-- Task requirements --
Check each line for the word "annular" and give how many have it. Say nothing else.

-- Given records --

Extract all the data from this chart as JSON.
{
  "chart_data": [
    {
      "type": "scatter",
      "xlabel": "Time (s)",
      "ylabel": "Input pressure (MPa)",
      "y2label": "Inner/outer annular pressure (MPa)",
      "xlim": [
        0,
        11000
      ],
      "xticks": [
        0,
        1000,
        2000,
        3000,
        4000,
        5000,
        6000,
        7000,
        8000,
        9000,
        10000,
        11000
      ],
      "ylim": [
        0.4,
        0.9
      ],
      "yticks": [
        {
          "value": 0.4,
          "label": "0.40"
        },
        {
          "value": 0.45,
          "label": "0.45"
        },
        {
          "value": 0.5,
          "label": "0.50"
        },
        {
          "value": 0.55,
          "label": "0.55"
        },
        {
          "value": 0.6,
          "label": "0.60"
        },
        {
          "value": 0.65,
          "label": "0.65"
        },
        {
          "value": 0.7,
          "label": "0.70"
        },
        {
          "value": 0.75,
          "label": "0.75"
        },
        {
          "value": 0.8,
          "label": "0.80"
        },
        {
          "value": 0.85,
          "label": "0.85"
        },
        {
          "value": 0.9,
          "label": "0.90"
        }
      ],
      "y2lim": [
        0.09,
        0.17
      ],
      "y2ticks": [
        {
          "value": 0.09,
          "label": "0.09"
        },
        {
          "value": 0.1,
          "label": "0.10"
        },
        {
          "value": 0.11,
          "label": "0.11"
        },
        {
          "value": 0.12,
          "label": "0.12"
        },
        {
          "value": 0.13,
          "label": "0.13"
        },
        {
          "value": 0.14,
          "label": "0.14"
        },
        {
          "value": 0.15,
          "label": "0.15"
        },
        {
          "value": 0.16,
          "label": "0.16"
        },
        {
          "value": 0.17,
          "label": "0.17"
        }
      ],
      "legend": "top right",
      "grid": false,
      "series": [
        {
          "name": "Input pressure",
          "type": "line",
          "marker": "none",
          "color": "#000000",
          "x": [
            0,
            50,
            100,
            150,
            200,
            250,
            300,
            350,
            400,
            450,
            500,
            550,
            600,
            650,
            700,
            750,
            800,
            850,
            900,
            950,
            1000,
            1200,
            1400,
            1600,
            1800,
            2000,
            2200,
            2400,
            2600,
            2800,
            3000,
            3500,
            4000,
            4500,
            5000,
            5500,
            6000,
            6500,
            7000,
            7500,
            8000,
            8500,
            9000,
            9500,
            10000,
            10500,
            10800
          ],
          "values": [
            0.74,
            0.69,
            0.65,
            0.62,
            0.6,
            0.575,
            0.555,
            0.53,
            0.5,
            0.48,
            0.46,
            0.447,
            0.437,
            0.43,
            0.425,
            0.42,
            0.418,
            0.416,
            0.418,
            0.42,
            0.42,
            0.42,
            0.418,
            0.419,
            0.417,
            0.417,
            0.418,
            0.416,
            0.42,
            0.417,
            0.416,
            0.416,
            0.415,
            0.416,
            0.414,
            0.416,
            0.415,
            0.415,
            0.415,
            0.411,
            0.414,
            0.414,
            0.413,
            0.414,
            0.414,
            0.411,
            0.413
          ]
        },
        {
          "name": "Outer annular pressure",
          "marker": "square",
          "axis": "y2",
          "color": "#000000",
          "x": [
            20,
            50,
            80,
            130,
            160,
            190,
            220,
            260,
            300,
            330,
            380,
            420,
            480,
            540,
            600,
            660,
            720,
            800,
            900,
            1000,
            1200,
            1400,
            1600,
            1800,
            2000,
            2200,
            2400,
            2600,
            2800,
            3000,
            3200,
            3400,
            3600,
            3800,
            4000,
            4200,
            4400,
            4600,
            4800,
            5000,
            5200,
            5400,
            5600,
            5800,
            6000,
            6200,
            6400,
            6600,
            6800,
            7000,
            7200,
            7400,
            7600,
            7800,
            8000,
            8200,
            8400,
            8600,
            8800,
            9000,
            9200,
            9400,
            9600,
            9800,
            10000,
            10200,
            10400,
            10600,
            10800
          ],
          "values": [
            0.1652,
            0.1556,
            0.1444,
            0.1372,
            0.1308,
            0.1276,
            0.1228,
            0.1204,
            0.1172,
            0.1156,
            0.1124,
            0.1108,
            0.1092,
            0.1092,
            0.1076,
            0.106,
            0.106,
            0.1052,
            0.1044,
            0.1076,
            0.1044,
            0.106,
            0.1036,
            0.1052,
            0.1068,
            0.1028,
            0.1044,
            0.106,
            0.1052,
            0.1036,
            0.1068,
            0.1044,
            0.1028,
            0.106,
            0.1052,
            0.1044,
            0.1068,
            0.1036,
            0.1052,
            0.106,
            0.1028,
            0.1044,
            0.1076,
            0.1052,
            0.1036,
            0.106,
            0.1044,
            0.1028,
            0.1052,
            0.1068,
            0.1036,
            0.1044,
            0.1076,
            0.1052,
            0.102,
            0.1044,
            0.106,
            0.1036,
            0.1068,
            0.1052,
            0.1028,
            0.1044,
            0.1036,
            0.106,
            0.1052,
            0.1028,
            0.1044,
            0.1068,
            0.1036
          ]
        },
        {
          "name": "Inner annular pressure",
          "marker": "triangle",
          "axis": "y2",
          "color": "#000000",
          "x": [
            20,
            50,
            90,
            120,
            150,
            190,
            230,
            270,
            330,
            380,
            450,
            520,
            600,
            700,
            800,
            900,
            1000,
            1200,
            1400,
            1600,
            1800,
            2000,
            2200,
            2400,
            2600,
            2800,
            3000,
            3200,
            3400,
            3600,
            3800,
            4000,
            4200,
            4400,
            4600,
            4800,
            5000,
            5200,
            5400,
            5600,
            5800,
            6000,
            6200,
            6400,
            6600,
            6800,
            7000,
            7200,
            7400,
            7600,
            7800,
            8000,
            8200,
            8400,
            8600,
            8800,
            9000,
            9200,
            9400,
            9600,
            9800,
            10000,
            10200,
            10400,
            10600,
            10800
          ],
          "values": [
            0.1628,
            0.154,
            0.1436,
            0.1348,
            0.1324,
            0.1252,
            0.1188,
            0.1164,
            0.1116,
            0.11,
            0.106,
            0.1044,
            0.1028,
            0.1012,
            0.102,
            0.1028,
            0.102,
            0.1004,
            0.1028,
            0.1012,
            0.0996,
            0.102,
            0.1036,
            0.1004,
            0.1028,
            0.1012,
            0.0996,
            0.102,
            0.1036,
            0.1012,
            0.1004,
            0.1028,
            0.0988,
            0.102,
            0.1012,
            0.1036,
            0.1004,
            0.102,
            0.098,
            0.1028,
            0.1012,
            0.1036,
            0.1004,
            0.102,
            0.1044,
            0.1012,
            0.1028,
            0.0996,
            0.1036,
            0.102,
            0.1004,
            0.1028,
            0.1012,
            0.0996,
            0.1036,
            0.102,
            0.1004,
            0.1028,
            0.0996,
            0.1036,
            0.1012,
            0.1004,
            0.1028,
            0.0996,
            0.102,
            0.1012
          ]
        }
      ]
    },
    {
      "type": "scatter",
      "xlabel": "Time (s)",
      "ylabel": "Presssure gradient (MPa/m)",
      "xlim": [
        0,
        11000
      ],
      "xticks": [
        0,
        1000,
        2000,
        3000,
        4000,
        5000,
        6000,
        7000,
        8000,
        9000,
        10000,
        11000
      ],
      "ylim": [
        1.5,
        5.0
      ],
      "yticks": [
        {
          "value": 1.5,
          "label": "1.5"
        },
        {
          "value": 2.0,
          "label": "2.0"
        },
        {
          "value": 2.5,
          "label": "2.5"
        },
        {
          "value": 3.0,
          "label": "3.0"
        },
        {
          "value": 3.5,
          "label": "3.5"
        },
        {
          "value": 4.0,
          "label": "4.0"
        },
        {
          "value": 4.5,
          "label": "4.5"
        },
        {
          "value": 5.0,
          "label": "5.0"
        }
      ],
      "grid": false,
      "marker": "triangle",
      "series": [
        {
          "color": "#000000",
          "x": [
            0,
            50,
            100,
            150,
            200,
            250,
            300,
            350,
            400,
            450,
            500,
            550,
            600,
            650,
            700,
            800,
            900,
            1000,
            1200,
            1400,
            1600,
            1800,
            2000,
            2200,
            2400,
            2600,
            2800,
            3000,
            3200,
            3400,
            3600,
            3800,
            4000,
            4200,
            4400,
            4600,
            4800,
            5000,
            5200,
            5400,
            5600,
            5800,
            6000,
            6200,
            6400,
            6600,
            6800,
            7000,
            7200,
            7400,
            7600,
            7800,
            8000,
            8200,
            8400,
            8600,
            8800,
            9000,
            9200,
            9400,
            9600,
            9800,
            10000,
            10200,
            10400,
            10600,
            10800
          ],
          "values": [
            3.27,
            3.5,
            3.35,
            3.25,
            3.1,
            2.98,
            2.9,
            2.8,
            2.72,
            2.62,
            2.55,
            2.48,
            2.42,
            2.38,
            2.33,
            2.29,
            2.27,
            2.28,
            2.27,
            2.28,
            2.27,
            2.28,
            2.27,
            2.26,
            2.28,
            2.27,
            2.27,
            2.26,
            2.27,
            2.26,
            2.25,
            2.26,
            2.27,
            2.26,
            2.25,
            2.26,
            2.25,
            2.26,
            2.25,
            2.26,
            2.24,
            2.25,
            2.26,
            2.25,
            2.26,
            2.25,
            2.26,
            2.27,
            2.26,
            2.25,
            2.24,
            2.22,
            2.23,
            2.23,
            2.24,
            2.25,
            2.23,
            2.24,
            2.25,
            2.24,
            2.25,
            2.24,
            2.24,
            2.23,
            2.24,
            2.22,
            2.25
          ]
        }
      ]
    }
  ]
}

-- Solved problem --
3